Page:
|Published Online: June 22, 2015||$US5.00|
'Education for Sustainability' (EfS) has as wide a range of contested meanings as the word 'sustainability' itself but an urgent need for EfS is evidenced by a growing body of literature on the topic in the past decade. A principal challenge for proponents of EfS is the matter of where to begin. For example, if sustainability is described as comprising three or four key dimensions (environmental, social, economic and, increasingly, cultural) then this commonly provides the mandate for multidisciplinary university teaching programmes that begin with streams or cores around the environmental sciences, economics and other social sciences. This is usually based on the belief that as students progress, they will be able to integrate these different elements into a meaningful whole, or that one or two anchor courses will provide the missing links to understand sustainability in a holistic fashion. However, there has been considerable debate, particularly since the publication of the Brundtland Report in 1987, about the harm that is caused, however inadvertently, by maintaining dualisms or sub-classified distinctions between nature and society. This presents problems for the conventional learning models used by most universities where the compartmentalisation of knowledge, particularly at entry level, is a given. It also begs the question as to whether much can be done for the EfS agenda at a tertiary entry point when almost twenty years will already have passed in the learning trajectory of any given individual. In this paper, therefore, we acknowledge the larger problem of framing EfS in the context of the life path of individuals where prior contact with nature in experiential terms and familiarity with interdisciplinary thinking and practices will vary. We posit a framework for course content at the tertiary level within a post- secondary school pathway for EfS. The pathway has an interdisciplinary approach, enabling a broad introduction and an integrating conclusion at both undergraduate and postgraduate levels, while providing for a more detailed exploration of aspects of sustainability within individual discipline areas. It also provides for the sequential translation of theory into practice throughout a lifetime of learning. As a key part of that translation, the significance of continuing professional development (CPD) within the professions is noted. We conclude with a research agenda for pre- and post-tertiary EfS.

Written exercise: According to the abstract, what publication sparked considerable debate about the harm of keeping distinctions between nature and society? The items have no connection to the abstract.

Records provided:
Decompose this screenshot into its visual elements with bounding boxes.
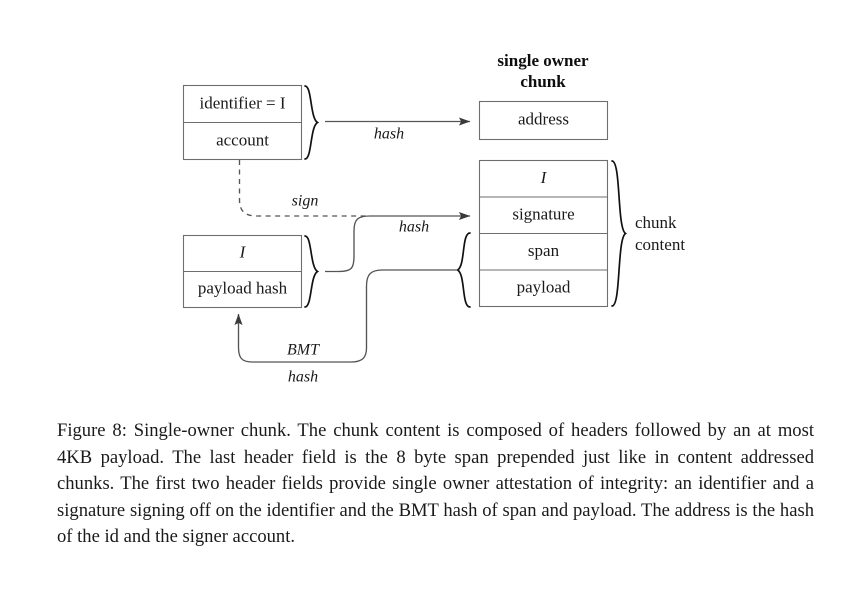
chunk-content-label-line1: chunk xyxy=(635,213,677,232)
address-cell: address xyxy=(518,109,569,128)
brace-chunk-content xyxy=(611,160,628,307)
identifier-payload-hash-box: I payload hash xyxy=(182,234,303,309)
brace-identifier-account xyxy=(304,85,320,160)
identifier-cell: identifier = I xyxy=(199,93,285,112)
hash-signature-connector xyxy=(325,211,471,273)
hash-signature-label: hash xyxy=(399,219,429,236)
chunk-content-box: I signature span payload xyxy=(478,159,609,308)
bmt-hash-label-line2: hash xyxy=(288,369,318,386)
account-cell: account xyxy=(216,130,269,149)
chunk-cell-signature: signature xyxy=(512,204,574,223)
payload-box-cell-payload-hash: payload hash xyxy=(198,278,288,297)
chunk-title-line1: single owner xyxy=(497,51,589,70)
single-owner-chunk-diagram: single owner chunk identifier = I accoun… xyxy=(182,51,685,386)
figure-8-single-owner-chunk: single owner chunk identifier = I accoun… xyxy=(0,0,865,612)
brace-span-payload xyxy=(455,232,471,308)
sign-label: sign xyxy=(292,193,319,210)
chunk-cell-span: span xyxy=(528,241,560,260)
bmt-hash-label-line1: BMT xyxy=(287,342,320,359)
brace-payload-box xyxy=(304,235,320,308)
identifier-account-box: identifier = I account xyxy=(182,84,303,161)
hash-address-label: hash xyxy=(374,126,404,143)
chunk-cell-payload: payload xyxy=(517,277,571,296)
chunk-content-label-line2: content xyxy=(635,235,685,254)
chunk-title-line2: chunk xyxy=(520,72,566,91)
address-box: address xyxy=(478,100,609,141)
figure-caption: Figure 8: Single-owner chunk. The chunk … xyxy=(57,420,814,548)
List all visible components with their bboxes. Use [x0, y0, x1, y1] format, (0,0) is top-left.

Answer to this task: The Brundtland Report, published in 1987.